---------- Records for the task ----------

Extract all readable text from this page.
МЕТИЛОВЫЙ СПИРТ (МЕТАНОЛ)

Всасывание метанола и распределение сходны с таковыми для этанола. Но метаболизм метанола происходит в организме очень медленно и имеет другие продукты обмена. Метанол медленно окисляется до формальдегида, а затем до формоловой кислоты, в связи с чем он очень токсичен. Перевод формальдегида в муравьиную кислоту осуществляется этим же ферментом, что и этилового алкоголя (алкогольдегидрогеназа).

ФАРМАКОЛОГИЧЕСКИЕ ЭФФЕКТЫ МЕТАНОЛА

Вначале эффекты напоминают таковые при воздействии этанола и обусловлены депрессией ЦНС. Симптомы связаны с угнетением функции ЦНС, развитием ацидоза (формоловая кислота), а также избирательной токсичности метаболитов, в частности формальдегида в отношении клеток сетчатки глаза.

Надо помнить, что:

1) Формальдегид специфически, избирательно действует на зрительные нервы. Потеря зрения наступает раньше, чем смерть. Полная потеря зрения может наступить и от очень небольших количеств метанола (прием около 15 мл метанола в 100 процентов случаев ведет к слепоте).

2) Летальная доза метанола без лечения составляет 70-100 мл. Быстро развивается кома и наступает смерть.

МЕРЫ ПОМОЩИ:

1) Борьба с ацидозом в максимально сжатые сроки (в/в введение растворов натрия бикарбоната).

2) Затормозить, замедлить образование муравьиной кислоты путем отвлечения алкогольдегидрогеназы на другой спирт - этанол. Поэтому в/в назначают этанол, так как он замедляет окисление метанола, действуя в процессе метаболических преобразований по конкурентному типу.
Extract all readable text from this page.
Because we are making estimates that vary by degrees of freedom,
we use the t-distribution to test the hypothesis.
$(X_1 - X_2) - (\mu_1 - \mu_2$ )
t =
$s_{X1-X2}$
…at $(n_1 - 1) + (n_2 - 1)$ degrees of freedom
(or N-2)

----------

Task instructions: Report every line in the data above in which the word "degrees" appears.

Solution to this task:
Because we are making estimates that vary by degrees of freedom,
…at $(n_1 - 1) + (n_2 - 1)$ degrees of freedom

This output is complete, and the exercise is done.